►
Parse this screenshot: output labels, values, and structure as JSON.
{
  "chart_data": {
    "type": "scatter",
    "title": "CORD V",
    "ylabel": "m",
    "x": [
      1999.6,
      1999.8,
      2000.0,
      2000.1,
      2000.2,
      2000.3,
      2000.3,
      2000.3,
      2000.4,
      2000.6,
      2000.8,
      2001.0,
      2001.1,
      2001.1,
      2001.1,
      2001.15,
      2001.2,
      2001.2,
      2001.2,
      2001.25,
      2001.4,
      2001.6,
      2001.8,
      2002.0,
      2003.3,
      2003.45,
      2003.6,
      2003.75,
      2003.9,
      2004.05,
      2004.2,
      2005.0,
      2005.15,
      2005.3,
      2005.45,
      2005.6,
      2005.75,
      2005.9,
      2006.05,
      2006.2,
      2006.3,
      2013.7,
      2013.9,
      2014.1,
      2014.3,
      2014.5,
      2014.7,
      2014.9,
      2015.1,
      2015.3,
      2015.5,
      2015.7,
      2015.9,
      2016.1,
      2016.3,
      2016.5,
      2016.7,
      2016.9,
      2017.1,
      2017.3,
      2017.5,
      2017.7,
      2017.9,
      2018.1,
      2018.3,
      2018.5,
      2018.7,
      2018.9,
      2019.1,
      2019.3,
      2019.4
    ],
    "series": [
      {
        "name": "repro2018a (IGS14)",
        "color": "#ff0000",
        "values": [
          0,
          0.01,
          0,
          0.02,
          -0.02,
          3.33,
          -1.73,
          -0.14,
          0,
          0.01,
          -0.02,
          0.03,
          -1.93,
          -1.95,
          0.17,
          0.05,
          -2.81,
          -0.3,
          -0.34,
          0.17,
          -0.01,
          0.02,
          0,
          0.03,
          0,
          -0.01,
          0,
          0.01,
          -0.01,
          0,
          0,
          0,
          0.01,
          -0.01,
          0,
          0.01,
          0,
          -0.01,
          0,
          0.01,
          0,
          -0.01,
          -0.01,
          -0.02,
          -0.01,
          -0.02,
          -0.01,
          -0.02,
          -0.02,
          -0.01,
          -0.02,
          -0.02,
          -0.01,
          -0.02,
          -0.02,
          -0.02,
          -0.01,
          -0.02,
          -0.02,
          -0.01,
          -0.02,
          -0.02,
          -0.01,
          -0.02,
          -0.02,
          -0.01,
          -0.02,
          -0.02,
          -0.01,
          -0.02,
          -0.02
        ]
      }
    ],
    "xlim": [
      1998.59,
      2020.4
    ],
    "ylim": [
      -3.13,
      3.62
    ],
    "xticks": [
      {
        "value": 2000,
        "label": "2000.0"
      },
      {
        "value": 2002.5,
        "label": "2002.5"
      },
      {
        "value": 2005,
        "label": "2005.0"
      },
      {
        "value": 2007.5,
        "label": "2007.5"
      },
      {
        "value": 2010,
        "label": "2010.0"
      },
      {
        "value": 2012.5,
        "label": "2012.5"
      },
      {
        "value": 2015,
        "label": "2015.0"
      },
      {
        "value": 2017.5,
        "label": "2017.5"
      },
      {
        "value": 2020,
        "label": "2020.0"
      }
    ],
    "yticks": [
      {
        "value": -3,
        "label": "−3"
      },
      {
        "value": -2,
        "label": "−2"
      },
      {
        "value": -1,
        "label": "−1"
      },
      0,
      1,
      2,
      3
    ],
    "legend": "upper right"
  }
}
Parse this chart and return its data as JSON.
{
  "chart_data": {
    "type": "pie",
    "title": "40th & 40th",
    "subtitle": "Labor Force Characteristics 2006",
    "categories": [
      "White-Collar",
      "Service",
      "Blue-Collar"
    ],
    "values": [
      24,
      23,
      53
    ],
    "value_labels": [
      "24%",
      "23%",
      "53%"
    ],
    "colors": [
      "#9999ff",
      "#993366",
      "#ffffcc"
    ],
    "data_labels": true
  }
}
◄
— Directive —
Copy the data above exactly. Every line must be included.

— Task answer —
Parse this screenshot: output labels, values, and structure as JSON.
{
  "chart_data": {
    "type": "scatter",
    "title": "CORD V",
    "ylabel": "m",
    "x": [
      1999.6,
      1999.8,
      2000.0,
      2000.1,
      2000.2,
      2000.3,
      2000.3,
      2000.3,
      2000.4,
      2000.6,
      2000.8,
      2001.0,
      2001.1,
      2001.1,
      2001.1,
      2001.15,
      2001.2,
      2001.2,
      2001.2,
      2001.25,
      2001.4,
      2001.6,
      2001.8,
      2002.0,
      2003.3,
      2003.45,
      2003.6,
      2003.75,
      2003.9,
      2004.05,
      2004.2,
      2005.0,
      2005.15,
      2005.3,
      2005.45,
      2005.6,
      2005.75,
      2005.9,
      2006.05,
      2006.2,
      2006.3,
      2013.7,
      2013.9,
      2014.1,
      2014.3,
      2014.5,
      2014.7,
      2014.9,
      2015.1,
      2015.3,
      2015.5,
      2015.7,
      2015.9,
      2016.1,
      2016.3,
      2016.5,
      2016.7,
      2016.9,
      2017.1,
      2017.3,
      2017.5,
      2017.7,
      2017.9,
      2018.1,
      2018.3,
      2018.5,
      2018.7,
      2018.9,
      2019.1,
      2019.3,
      2019.4
    ],
    "series": [
      {
        "name": "repro2018a (IGS14)",
        "color": "#ff0000",
        "values": [
          0,
          0.01,
          0,
          0.02,
          -0.02,
          3.33,
          -1.73,
          -0.14,
          0,
          0.01,
          -0.02,
          0.03,
          -1.93,
          -1.95,
          0.17,
          0.05,
          -2.81,
          -0.3,
          -0.34,
          0.17,
          -0.01,
          0.02,
          0,
          0.03,
          0,
          -0.01,
          0,
          0.01,
          -0.01,
          0,
          0,
          0,
          0.01,
          -0.01,
          0,
          0.01,
          0,
          -0.01,
          0,
          0.01,
          0,
          -0.01,
          -0.01,
          -0.02,
          -0.01,
          -0.02,
          -0.01,
          -0.02,
          -0.02,
          -0.01,
          -0.02,
          -0.02,
          -0.01,
          -0.02,
          -0.02,
          -0.02,
          -0.01,
          -0.02,
          -0.02,
          -0.01,
          -0.02,
          -0.02,
          -0.01,
          -0.02,
          -0.02,
          -0.01,
          -0.02,
          -0.02,
          -0.01,
          -0.02,
          -0.02
        ]
      }
    ],
    "xlim": [
      1998.59,
      2020.4
    ],
    "ylim": [
      -3.13,
      3.62
    ],
    "xticks": [
      {
        "value": 2000,
        "label": "2000.0"
      },
      {
        "value": 2002.5,
        "label": "2002.5"
      },
      {
        "value": 2005,
        "label": "2005.0"
      },
      {
        "value": 2007.5,
        "label": "2007.5"
      },
      {
        "value": 2010,
        "label": "2010.0"
      },
      {
        "value": 2012.5,
        "label": "2012.5"
      },
      {
        "value": 2015,
        "label": "2015.0"
      },
      {
        "value": 2017.5,
        "label": "2017.5"
      },
      {
        "value": 2020,
        "label": "2020.0"
      }
    ],
    "yticks": [
      {
        "value": -3,
        "label": "−3"
      },
      {
        "value": -2,
        "label": "−2"
      },
      {
        "value": -1,
        "label": "−1"
      },
      0,
      1,
      2,
      3
    ],
    "legend": "upper right"
  }
}
Parse this chart and return its data as JSON.
{
  "chart_data": {
    "type": "pie",
    "title": "40th & 40th",
    "subtitle": "Labor Force Characteristics 2006",
    "categories": [
      "White-Collar",
      "Service",
      "Blue-Collar"
    ],
    "values": [
      24,
      23,
      53
    ],
    "value_labels": [
      "24%",
      "23%",
      "53%"
    ],
    "colors": [
      "#9999ff",
      "#993366",
      "#ffffcc"
    ],
    "data_labels": true
  }
}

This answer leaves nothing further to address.